DATASET EXTRACT

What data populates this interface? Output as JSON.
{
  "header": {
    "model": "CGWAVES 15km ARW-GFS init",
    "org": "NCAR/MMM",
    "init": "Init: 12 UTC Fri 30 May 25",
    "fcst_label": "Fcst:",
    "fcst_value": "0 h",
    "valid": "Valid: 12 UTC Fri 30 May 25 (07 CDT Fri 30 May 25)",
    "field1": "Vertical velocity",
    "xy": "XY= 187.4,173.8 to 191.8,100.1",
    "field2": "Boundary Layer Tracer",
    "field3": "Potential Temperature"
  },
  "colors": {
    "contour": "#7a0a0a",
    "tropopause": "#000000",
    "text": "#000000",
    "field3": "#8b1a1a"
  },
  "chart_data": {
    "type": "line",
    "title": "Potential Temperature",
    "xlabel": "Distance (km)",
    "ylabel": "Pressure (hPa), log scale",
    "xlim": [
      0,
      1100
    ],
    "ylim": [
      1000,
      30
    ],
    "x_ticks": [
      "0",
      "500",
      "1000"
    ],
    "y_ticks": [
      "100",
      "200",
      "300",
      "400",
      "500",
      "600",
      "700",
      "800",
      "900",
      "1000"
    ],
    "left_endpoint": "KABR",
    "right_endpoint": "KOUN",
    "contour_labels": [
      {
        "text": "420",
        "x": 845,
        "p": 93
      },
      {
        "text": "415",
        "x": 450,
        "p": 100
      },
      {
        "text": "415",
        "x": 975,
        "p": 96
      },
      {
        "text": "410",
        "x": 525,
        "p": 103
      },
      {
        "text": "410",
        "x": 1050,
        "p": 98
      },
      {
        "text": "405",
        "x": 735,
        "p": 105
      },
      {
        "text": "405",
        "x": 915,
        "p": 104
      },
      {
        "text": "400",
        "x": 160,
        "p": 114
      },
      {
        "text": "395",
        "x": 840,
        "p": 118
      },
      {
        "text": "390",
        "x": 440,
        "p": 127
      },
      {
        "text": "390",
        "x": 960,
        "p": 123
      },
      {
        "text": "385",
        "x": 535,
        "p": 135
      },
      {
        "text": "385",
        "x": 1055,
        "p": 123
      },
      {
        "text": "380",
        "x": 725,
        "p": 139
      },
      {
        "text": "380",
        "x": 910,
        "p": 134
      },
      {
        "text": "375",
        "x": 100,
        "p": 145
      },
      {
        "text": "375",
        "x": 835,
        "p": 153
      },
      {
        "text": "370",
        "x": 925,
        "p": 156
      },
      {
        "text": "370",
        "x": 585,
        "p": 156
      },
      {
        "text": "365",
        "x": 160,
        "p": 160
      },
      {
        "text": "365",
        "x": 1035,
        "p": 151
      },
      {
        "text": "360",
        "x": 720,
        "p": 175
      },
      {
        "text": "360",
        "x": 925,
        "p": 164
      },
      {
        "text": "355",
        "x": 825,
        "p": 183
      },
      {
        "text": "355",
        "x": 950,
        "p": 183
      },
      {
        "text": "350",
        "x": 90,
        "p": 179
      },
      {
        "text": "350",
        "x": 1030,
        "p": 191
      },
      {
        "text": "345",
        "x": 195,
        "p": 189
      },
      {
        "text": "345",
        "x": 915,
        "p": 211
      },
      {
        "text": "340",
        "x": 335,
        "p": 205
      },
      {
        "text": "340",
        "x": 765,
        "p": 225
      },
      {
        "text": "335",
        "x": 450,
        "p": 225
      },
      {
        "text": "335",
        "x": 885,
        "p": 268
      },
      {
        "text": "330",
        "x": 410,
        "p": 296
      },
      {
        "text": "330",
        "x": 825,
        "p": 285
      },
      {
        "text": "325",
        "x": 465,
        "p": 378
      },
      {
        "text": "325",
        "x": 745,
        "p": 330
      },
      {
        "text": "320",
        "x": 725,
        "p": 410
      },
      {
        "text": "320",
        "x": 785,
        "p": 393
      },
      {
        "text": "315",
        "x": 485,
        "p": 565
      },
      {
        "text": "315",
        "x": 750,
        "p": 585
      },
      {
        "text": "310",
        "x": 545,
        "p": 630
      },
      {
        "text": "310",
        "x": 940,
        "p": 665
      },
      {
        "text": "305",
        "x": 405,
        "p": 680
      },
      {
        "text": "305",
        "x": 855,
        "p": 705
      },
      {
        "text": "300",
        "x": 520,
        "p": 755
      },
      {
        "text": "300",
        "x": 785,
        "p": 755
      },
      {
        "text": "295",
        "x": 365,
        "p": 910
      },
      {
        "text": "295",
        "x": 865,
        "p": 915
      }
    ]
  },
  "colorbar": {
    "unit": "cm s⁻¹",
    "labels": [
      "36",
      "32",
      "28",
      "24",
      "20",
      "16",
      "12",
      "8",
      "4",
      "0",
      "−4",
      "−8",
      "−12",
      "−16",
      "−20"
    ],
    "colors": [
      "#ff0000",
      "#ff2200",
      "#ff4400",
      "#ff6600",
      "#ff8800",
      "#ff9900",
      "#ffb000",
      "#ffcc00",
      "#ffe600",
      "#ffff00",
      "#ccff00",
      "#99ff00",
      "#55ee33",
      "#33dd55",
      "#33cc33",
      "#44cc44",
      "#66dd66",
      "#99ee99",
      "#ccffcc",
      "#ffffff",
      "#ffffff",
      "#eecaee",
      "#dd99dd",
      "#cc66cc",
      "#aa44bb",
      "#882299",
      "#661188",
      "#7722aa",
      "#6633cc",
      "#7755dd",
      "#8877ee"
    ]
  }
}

WRITTEN PROBLEM
Write out every line of the entries that holds the word "Potential".

THE ANSWER
    "field3": "Potential Temperature"
    "title": "Potential Temperature",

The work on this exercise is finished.